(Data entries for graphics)
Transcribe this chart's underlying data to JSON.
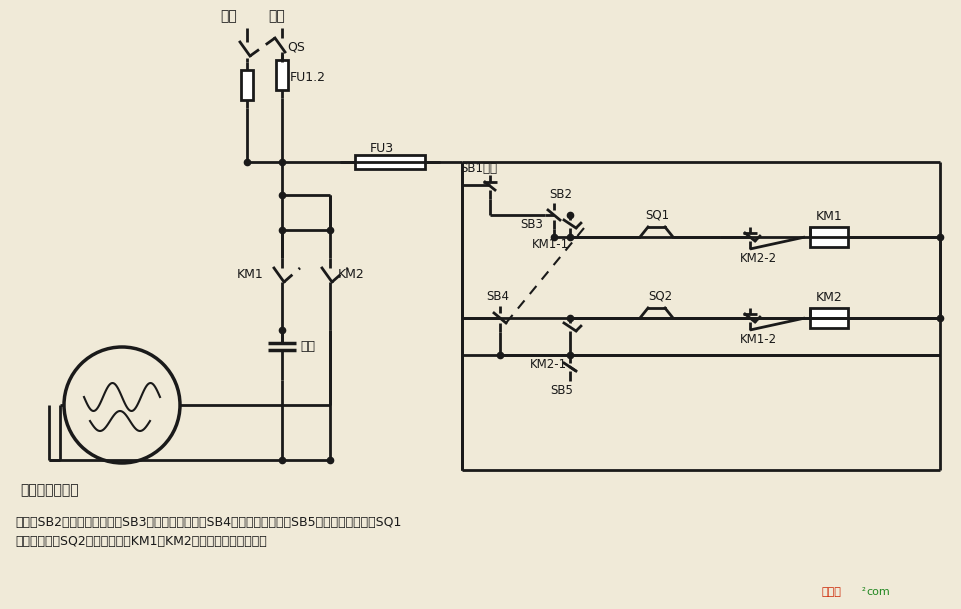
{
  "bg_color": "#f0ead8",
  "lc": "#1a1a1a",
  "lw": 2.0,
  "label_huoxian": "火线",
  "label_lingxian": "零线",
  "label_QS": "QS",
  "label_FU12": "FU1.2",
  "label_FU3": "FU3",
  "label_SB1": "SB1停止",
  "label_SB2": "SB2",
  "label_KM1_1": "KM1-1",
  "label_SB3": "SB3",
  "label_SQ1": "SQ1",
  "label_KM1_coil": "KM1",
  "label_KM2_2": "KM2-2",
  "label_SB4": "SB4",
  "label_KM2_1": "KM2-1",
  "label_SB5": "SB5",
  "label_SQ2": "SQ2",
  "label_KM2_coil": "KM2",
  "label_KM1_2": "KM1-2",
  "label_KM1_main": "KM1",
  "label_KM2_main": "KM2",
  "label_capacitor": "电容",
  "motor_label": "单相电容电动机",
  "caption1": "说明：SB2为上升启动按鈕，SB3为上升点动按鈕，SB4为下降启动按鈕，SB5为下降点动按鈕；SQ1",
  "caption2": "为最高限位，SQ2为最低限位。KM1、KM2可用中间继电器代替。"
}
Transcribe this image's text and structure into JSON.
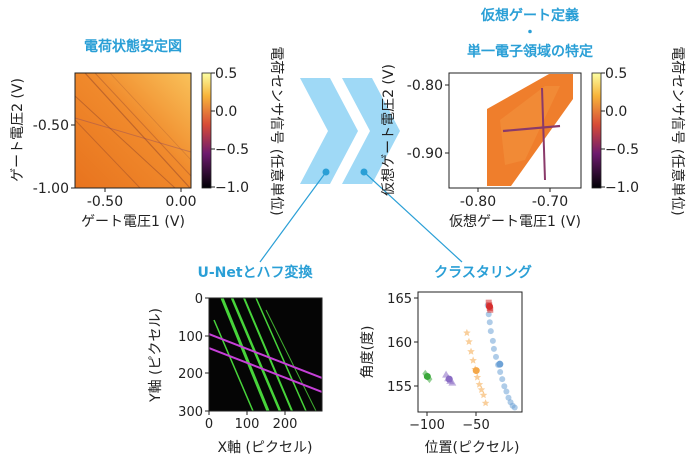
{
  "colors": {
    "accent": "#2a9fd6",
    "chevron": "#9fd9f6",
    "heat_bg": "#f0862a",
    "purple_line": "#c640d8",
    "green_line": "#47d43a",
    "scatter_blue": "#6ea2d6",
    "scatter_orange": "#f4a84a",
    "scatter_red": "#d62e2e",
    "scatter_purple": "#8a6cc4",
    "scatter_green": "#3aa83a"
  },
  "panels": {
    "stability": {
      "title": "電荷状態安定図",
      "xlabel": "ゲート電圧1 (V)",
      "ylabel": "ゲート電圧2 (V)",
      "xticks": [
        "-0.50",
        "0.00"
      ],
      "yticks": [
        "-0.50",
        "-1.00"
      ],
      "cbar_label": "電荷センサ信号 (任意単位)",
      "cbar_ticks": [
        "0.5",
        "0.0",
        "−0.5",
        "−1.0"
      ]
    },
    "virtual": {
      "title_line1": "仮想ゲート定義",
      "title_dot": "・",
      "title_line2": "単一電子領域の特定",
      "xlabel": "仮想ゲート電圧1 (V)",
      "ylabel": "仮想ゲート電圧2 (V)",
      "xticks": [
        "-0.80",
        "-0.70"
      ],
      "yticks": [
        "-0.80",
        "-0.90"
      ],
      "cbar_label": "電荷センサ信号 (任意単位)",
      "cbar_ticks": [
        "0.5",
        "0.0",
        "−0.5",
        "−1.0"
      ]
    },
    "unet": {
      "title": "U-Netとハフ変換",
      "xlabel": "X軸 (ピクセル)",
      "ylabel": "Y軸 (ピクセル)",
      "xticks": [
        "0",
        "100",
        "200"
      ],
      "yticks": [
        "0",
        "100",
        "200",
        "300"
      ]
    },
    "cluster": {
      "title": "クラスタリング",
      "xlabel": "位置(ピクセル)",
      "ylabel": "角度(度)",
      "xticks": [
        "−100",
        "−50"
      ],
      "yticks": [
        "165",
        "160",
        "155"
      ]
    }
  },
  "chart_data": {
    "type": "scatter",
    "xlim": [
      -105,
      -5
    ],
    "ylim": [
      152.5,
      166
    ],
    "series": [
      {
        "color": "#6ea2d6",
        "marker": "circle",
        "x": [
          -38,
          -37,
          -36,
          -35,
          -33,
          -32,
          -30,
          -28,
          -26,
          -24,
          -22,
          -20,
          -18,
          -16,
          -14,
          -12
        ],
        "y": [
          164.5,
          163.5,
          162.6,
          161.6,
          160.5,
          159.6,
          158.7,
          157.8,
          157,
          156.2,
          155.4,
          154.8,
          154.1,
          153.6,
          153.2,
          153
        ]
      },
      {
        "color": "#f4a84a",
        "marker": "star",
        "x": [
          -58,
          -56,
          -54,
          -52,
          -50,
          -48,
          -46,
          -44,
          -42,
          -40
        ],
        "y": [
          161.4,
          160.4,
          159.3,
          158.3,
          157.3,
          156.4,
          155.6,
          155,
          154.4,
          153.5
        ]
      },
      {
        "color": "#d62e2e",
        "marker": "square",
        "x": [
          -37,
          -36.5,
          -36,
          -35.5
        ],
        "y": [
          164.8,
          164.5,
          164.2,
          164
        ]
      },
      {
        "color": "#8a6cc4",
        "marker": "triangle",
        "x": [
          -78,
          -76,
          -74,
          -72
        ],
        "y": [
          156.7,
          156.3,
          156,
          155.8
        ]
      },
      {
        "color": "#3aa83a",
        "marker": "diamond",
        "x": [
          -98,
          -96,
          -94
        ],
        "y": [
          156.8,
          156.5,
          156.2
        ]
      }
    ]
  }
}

==

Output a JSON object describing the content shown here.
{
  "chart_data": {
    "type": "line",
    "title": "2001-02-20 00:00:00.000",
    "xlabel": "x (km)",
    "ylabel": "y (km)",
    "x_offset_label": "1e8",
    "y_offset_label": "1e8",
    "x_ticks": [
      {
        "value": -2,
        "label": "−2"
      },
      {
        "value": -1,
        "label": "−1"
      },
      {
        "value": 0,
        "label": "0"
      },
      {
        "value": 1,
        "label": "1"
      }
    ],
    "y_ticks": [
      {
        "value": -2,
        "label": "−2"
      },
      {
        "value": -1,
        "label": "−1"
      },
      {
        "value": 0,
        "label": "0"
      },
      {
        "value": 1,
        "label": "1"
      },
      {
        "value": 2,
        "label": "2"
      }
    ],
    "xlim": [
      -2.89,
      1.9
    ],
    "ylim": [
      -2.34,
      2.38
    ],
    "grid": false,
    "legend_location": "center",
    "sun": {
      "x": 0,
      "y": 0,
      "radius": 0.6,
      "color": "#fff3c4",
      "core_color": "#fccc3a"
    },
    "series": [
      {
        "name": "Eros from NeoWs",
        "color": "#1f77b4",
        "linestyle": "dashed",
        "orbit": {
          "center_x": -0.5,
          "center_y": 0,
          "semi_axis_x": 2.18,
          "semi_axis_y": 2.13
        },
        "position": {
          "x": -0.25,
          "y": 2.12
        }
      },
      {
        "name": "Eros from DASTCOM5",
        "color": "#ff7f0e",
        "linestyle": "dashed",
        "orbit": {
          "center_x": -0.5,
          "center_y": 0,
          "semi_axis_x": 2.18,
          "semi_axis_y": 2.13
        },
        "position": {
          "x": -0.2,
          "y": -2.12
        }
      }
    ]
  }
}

## Exercise task
Select every line in the material above where the string "ylabel" occurs, and copy it.

## Expected answer
      "ylabel": "ゲート電圧2 (V)",
      "ylabel": "仮想ゲート電圧2 (V)",
      "ylabel": "Y軸 (ピクセル)",
      "ylabel": "角度(度)",
    "ylabel": "y (km)",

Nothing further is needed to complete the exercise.